▸ Data in this exercise:
■ ■ ■ ■ ■ ■ ■

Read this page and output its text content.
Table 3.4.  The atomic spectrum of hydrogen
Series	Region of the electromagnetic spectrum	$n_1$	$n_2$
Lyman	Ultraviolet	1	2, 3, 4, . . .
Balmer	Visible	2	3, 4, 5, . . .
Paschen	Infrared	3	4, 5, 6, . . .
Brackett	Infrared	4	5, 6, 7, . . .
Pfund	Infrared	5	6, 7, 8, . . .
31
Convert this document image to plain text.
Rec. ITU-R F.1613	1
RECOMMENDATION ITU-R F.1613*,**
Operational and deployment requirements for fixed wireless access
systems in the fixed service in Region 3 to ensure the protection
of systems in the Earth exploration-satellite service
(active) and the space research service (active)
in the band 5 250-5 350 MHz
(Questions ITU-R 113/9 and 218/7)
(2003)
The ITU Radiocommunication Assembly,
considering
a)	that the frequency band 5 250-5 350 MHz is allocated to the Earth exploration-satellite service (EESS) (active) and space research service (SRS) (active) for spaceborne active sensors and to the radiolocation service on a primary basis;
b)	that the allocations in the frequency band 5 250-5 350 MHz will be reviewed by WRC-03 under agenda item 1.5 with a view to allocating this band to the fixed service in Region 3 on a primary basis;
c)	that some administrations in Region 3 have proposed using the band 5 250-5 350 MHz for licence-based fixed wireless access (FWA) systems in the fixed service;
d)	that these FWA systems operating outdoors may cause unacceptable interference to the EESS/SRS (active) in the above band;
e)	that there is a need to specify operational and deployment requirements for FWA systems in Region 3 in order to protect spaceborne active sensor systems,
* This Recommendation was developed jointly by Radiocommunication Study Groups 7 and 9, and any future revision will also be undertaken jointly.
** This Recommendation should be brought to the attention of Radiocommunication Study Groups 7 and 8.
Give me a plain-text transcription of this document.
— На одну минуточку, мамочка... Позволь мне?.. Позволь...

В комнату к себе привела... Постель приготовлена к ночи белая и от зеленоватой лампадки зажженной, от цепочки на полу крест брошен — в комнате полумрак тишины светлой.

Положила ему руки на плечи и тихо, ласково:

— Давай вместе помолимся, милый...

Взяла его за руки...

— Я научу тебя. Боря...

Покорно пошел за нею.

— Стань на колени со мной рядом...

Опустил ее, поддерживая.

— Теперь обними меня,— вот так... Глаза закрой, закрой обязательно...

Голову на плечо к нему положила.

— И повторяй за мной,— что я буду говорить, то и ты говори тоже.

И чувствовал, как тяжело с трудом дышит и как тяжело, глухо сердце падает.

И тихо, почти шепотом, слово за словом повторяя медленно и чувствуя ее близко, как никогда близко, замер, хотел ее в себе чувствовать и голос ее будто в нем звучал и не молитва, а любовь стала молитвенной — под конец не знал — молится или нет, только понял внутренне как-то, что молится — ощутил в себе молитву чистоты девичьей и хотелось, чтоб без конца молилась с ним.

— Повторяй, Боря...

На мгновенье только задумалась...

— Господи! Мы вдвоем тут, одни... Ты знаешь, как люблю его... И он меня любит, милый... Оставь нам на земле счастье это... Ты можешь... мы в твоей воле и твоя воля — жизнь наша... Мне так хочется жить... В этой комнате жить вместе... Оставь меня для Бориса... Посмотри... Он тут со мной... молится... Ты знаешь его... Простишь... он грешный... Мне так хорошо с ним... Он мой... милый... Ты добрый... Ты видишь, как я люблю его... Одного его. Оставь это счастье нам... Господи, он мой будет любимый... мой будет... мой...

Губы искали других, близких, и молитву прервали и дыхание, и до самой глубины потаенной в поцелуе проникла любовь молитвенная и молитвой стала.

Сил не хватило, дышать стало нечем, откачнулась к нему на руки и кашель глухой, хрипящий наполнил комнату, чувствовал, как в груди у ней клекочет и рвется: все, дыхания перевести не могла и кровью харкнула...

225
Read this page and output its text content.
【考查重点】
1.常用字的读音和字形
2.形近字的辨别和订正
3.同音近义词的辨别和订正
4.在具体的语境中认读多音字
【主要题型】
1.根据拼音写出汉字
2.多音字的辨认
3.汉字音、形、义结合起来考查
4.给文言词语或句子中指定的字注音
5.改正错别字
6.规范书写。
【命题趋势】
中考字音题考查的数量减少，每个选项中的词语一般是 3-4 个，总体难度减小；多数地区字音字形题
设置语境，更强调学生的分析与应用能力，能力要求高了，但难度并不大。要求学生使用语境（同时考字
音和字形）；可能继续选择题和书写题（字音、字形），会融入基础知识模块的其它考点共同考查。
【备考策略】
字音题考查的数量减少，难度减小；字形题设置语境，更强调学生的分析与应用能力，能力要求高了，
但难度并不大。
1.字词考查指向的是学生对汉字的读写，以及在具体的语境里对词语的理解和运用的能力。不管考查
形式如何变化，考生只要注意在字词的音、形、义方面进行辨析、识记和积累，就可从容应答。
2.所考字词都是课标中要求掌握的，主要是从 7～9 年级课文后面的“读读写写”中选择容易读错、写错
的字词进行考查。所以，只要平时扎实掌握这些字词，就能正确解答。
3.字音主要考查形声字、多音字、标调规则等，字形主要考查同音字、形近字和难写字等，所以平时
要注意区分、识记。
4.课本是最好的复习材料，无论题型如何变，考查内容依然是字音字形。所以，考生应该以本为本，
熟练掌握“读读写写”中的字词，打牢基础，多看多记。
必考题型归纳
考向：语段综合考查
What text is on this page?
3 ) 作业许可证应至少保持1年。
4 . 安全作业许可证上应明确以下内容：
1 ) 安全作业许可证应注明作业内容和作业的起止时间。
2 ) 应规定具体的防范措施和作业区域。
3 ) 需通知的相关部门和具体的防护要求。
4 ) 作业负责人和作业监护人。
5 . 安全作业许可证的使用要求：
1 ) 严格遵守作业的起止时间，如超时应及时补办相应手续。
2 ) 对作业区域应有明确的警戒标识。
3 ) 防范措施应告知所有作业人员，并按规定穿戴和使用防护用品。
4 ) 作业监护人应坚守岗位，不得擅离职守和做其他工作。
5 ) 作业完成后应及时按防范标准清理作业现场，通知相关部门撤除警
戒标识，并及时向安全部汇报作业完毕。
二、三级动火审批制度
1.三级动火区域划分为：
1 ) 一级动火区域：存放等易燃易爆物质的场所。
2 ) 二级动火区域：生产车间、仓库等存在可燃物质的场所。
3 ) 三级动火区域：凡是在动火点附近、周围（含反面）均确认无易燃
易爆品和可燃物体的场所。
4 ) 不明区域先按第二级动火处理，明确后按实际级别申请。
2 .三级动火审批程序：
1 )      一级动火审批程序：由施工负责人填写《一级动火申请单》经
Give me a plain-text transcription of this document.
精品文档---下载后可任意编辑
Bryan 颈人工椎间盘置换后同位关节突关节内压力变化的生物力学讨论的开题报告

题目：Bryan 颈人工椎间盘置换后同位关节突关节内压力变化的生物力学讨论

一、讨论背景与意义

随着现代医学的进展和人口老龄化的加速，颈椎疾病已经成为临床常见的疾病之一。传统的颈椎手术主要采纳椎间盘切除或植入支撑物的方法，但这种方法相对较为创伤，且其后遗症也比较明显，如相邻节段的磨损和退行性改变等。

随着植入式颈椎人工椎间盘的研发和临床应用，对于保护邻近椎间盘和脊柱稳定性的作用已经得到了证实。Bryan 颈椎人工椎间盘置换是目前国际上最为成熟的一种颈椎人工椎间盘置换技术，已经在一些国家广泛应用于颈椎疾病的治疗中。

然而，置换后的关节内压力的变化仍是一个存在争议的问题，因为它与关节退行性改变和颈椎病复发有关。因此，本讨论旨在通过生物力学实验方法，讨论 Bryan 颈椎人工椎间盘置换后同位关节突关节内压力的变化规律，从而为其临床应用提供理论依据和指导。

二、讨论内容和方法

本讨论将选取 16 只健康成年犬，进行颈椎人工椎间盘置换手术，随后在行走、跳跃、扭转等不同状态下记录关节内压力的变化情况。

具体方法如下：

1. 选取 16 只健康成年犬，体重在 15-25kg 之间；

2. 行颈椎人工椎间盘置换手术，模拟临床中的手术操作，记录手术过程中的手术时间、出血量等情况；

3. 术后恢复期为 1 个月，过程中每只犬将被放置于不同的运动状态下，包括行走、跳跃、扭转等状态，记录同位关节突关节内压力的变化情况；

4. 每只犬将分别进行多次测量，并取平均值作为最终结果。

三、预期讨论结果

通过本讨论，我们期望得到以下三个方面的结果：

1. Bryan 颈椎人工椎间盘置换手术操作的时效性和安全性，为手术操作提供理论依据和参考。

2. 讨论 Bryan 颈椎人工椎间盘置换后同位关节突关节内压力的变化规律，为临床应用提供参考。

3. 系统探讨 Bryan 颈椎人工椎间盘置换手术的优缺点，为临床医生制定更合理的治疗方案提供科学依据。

■ ■ ■ ■ ■ ■ ■

▸ Given exercise:
Look over the material above and show each line where "frequency" appears.

▸ Finished task:
a)	that the frequency band 5 250-5 350 MHz is allocated to the Earth exploration-satellite service (EESS) (active) and space research service (SRS) (active) for spaceborne active sensors and to the radiolocation service on a primary basis;
b)	that the allocations in the frequency band 5 250-5 350 MHz will be reviewed by WRC-03 under agenda item 1.5 with a view to allocating this band to the fixed service in Region 3 on a primary basis;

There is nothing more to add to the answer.